DATASET RECORDS:
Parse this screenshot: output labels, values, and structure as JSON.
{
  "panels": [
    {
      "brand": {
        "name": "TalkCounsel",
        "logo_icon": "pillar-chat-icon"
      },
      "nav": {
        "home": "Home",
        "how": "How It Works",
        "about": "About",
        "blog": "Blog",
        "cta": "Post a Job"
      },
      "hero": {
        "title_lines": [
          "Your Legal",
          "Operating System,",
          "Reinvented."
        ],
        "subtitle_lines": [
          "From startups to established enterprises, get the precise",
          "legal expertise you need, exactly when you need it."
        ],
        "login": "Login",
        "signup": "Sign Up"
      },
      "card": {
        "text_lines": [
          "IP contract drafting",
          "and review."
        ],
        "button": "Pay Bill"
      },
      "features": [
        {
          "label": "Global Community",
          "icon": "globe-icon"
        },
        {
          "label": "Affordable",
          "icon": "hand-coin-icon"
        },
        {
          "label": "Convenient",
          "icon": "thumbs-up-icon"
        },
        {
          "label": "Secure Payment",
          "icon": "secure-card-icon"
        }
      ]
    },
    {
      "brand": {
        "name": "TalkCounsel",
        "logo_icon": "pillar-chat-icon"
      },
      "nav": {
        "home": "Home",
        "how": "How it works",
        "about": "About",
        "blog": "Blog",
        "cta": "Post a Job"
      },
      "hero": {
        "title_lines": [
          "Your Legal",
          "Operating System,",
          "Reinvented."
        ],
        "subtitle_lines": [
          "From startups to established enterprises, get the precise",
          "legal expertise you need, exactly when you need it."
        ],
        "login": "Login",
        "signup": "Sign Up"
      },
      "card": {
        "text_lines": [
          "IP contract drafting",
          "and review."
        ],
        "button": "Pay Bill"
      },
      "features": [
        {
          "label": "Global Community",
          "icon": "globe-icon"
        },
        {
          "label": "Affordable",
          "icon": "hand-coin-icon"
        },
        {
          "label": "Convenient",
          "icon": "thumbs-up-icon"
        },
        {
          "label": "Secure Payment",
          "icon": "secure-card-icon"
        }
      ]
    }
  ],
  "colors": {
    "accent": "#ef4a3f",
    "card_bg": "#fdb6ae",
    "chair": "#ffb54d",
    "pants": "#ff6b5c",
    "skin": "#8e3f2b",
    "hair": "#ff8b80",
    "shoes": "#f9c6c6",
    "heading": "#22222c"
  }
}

YOUR TASK: Retype every record above exactly as written.

RESPONSE:
Parse this screenshot: output labels, values, and structure as JSON.
{
  "panels": [
    {
      "brand": {
        "name": "TalkCounsel",
        "logo_icon": "pillar-chat-icon"
      },
      "nav": {
        "home": "Home",
        "how": "How It Works",
        "about": "About",
        "blog": "Blog",
        "cta": "Post a Job"
      },
      "hero": {
        "title_lines": [
          "Your Legal",
          "Operating System,",
          "Reinvented."
        ],
        "subtitle_lines": [
          "From startups to established enterprises, get the precise",
          "legal expertise you need, exactly when you need it."
        ],
        "login": "Login",
        "signup": "Sign Up"
      },
      "card": {
        "text_lines": [
          "IP contract drafting",
          "and review."
        ],
        "button": "Pay Bill"
      },
      "features": [
        {
          "label": "Global Community",
          "icon": "globe-icon"
        },
        {
          "label": "Affordable",
          "icon": "hand-coin-icon"
        },
        {
          "label": "Convenient",
          "icon": "thumbs-up-icon"
        },
        {
          "label": "Secure Payment",
          "icon": "secure-card-icon"
        }
      ]
    },
    {
      "brand": {
        "name": "TalkCounsel",
        "logo_icon": "pillar-chat-icon"
      },
      "nav": {
        "home": "Home",
        "how": "How it works",
        "about": "About",
        "blog": "Blog",
        "cta": "Post a Job"
      },
      "hero": {
        "title_lines": [
          "Your Legal",
          "Operating System,",
          "Reinvented."
        ],
        "subtitle_lines": [
          "From startups to established enterprises, get the precise",
          "legal expertise you need, exactly when you need it."
        ],
        "login": "Login",
        "signup": "Sign Up"
      },
      "card": {
        "text_lines": [
          "IP contract drafting",
          "and review."
        ],
        "button": "Pay Bill"
      },
      "features": [
        {
          "label": "Global Community",
          "icon": "globe-icon"
        },
        {
          "label": "Affordable",
          "icon": "hand-coin-icon"
        },
        {
          "label": "Convenient",
          "icon": "thumbs-up-icon"
        },
        {
          "label": "Secure Payment",
          "icon": "secure-card-icon"
        }
      ]
    }
  ],
  "colors": {
    "accent": "#ef4a3f",
    "card_bg": "#fdb6ae",
    "chair": "#ffb54d",
    "pants": "#ff6b5c",
    "skin": "#8e3f2b",
    "hair": "#ff8b80",
    "shoes": "#f9c6c6",
    "heading": "#22222c"
  }
}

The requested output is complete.